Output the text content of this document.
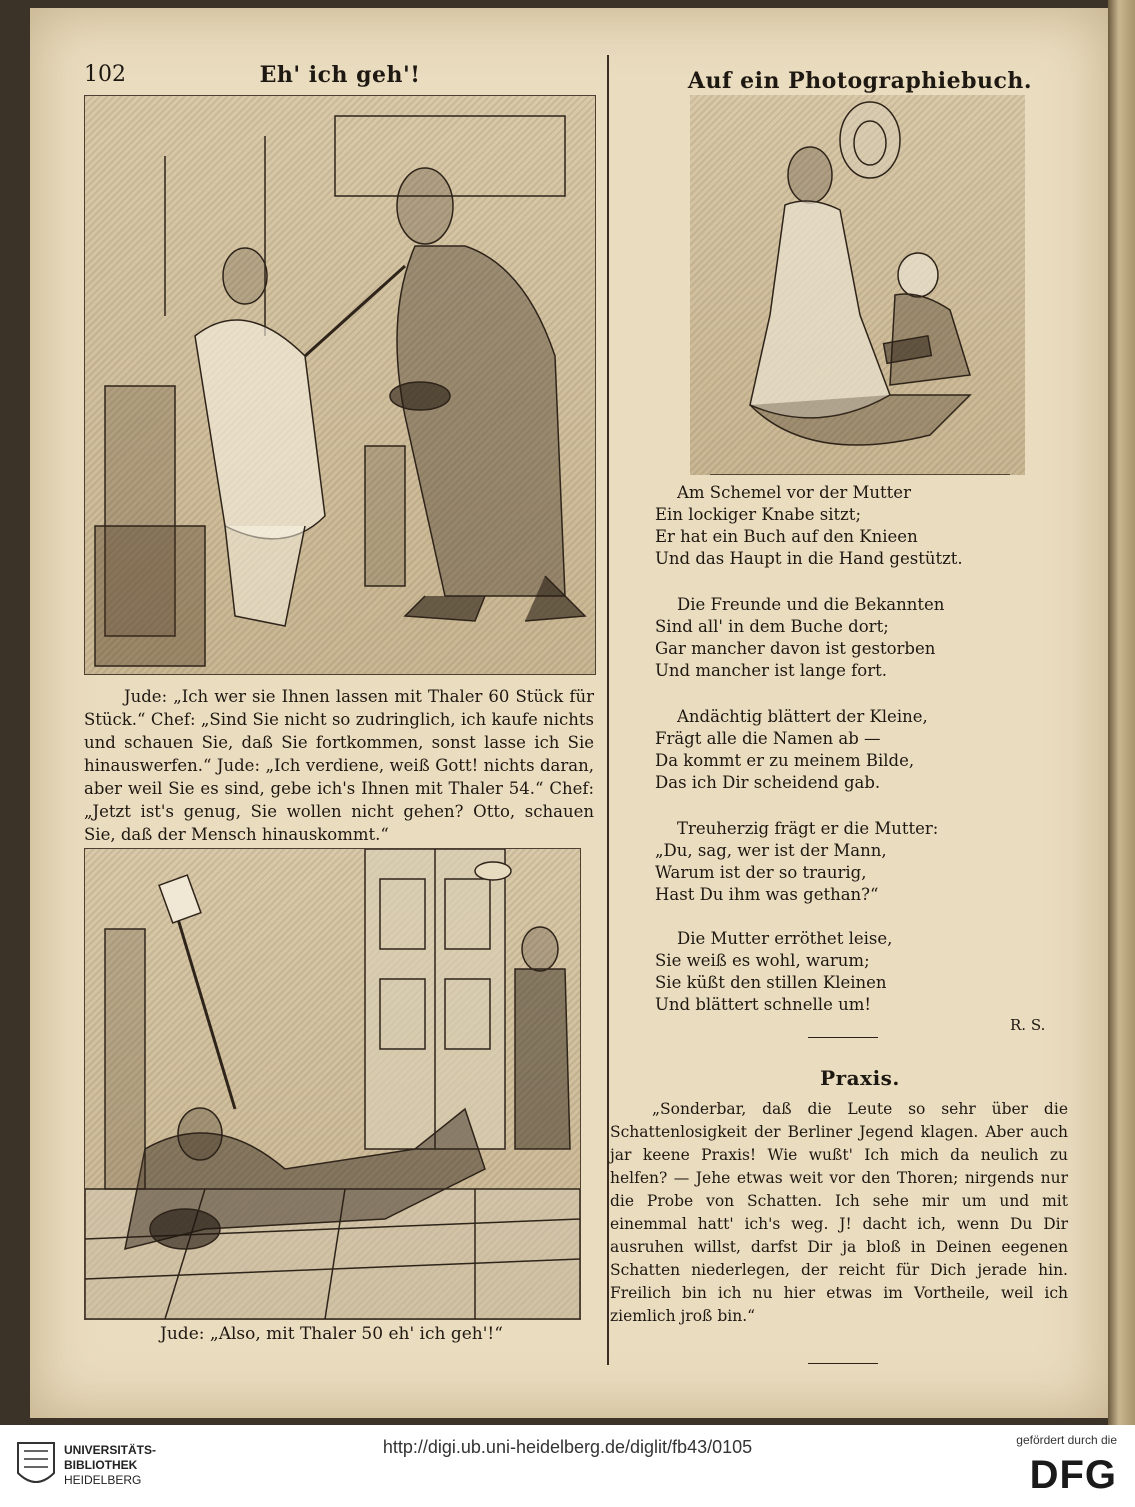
102	Eh' ich geh'!	Auf ein Photographiebuch.

Jude: „Ich wer sie Ihnen lassen mit Thaler 60 Stück für Stück.“ Chef: „Sind Sie nicht so zudringlich, ich kaufe nichts und schauen Sie, daß Sie fortkommen, sonst lasse ich Sie hinauswerfen.“ Jude: „Ich verdiene, weiß Gott! nichts daran, aber weil Sie es sind, gebe ich's Ihnen mit Thaler 54.“ Chef: „Jetzt ist's genug, Sie wollen nicht gehen? Otto, schauen Sie, daß der Mensch hinauskommt.“

Jude: „Also, mit Thaler 50 eh' ich geh'!“
Am Schemel vor der Mutter
Ein lockiger Knabe sitzt;
Er hat ein Buch auf den Knieen
Und das Haupt in die Hand gestützt.
Die Freunde und die Bekannten
Sind all' in dem Buche dort;
Gar mancher davon ist gestorben
Und mancher ist lange fort.
Andächtig blättert der Kleine,
Frägt alle die Namen ab —
Da kommt er zu meinem Bilde,
Das ich Dir scheidend gab.
Treuherzig frägt er die Mutter:
„Du, sag, wer ist der Mann,
Warum ist der so traurig,
Hast Du ihm was gethan?“
Die Mutter erröthet leise,
Sie weiß es wohl, warum;
Sie küßt den stillen Kleinen
Und blättert schnelle um!
R. S.
Praxis.

„Sonderbar, daß die Leute so sehr über die Schattenlosigkeit der Berliner Jegend klagen. Aber auch jar keene Praxis! Wie wußt' Ich mich da neulich zu helfen? — Jehe etwas weit vor den Thoren; nirgends nur die Probe von Schatten. Ich sehe mir um und mit einemmal hatt' ich's weg. J! dacht ich, wenn Du Dir ausruhen willst, darfst Dir ja bloß in Deinen eegenen Schatten niederlegen, der reicht für Dich jerade hin. Freilich bin ich nu hier etwas im Vortheile, weil ich ziemlich jroß bin.“

UNIVERSITÄTS-
BIBLIOTHEK
HEIDELBERG
http://digi.ub.uni-heidelberg.de/diglit/fb43/0105	gefördert durch die
DFG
:::::
# Task prompt
Copy out each record shown above without alteration, skipping any picture.

# Answer for the task
Output the text content of this document.
102	Eh' ich geh'!	Auf ein Photographiebuch.

Jude: „Ich wer sie Ihnen lassen mit Thaler 60 Stück für Stück.“ Chef: „Sind Sie nicht so zudringlich, ich kaufe nichts und schauen Sie, daß Sie fortkommen, sonst lasse ich Sie hinauswerfen.“ Jude: „Ich verdiene, weiß Gott! nichts daran, aber weil Sie es sind, gebe ich's Ihnen mit Thaler 54.“ Chef: „Jetzt ist's genug, Sie wollen nicht gehen? Otto, schauen Sie, daß der Mensch hinauskommt.“

Jude: „Also, mit Thaler 50 eh' ich geh'!“
Am Schemel vor der Mutter
Ein lockiger Knabe sitzt;
Er hat ein Buch auf den Knieen
Und das Haupt in die Hand gestützt.
Die Freunde und die Bekannten
Sind all' in dem Buche dort;
Gar mancher davon ist gestorben
Und mancher ist lange fort.
Andächtig blättert der Kleine,
Frägt alle die Namen ab —
Da kommt er zu meinem Bilde,
Das ich Dir scheidend gab.
Treuherzig frägt er die Mutter:
„Du, sag, wer ist der Mann,
Warum ist der so traurig,
Hast Du ihm was gethan?“
Die Mutter erröthet leise,
Sie weiß es wohl, warum;
Sie küßt den stillen Kleinen
Und blättert schnelle um!
R. S.
Praxis.

„Sonderbar, daß die Leute so sehr über die Schattenlosigkeit der Berliner Jegend klagen. Aber auch jar keene Praxis! Wie wußt' Ich mich da neulich zu helfen? — Jehe etwas weit vor den Thoren; nirgends nur die Probe von Schatten. Ich sehe mir um und mit einemmal hatt' ich's weg. J! dacht ich, wenn Du Dir ausruhen willst, darfst Dir ja bloß in Deinen eegenen Schatten niederlegen, der reicht für Dich jerade hin. Freilich bin ich nu hier etwas im Vortheile, weil ich ziemlich jroß bin.“

UNIVERSITÄTS-
BIBLIOTHEK
HEIDELBERG
http://digi.ub.uni-heidelberg.de/diglit/fb43/0105	gefördert durch die
DFG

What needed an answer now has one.